▶ [Exercise instructions] Return each line of the material verbatim.
- - - -
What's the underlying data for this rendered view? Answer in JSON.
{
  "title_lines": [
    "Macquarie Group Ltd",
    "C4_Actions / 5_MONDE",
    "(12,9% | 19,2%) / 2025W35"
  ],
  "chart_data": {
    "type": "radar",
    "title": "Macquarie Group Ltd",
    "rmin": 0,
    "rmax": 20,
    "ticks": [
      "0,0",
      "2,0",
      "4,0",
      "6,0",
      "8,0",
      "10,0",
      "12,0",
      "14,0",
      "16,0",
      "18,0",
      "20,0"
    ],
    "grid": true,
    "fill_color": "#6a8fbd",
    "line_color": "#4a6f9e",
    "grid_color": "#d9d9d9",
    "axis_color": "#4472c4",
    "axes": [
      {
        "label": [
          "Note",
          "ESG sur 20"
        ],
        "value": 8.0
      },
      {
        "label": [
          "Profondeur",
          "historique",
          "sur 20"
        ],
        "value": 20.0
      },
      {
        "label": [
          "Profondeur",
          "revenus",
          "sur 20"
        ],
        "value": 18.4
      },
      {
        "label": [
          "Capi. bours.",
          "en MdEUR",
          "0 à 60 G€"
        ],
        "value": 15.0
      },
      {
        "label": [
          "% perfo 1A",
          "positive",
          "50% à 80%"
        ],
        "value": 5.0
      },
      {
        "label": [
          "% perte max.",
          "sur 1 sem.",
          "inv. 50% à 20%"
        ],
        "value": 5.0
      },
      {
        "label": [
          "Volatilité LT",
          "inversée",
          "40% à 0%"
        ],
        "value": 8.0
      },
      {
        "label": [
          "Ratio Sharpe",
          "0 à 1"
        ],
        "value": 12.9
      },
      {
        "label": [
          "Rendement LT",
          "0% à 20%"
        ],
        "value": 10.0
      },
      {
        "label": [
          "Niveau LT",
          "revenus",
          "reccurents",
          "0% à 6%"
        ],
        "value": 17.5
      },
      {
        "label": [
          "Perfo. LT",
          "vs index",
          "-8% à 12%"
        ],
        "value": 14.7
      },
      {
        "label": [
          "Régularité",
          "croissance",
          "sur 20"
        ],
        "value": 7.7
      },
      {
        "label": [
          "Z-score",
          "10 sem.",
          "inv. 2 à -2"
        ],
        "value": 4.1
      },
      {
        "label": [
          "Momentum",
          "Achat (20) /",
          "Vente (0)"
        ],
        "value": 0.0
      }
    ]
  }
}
- - - -
▶ [Problem solution]
What's the underlying data for this rendered view? Answer in JSON.
{
  "title_lines": [
    "Macquarie Group Ltd",
    "C4_Actions / 5_MONDE",
    "(12,9% | 19,2%) / 2025W35"
  ],
  "chart_data": {
    "type": "radar",
    "title": "Macquarie Group Ltd",
    "rmin": 0,
    "rmax": 20,
    "ticks": [
      "0,0",
      "2,0",
      "4,0",
      "6,0",
      "8,0",
      "10,0",
      "12,0",
      "14,0",
      "16,0",
      "18,0",
      "20,0"
    ],
    "grid": true,
    "fill_color": "#6a8fbd",
    "line_color": "#4a6f9e",
    "grid_color": "#d9d9d9",
    "axis_color": "#4472c4",
    "axes": [
      {
        "label": [
          "Note",
          "ESG sur 20"
        ],
        "value": 8.0
      },
      {
        "label": [
          "Profondeur",
          "historique",
          "sur 20"
        ],
        "value": 20.0
      },
      {
        "label": [
          "Profondeur",
          "revenus",
          "sur 20"
        ],
        "value": 18.4
      },
      {
        "label": [
          "Capi. bours.",
          "en MdEUR",
          "0 à 60 G€"
        ],
        "value": 15.0
      },
      {
        "label": [
          "% perfo 1A",
          "positive",
          "50% à 80%"
        ],
        "value": 5.0
      },
      {
        "label": [
          "% perte max.",
          "sur 1 sem.",
          "inv. 50% à 20%"
        ],
        "value": 5.0
      },
      {
        "label": [
          "Volatilité LT",
          "inversée",
          "40% à 0%"
        ],
        "value": 8.0
      },
      {
        "label": [
          "Ratio Sharpe",
          "0 à 1"
        ],
        "value": 12.9
      },
      {
        "label": [
          "Rendement LT",
          "0% à 20%"
        ],
        "value": 10.0
      },
      {
        "label": [
          "Niveau LT",
          "revenus",
          "reccurents",
          "0% à 6%"
        ],
        "value": 17.5
      },
      {
        "label": [
          "Perfo. LT",
          "vs index",
          "-8% à 12%"
        ],
        "value": 14.7
      },
      {
        "label": [
          "Régularité",
          "croissance",
          "sur 20"
        ],
        "value": 7.7
      },
      {
        "label": [
          "Z-score",
          "10 sem.",
          "inv. 2 à -2"
        ],
        "value": 4.1
      },
      {
        "label": [
          "Momentum",
          "Achat (20) /",
          "Vente (0)"
        ],
        "value": 0.0
      }
    ]
  }
}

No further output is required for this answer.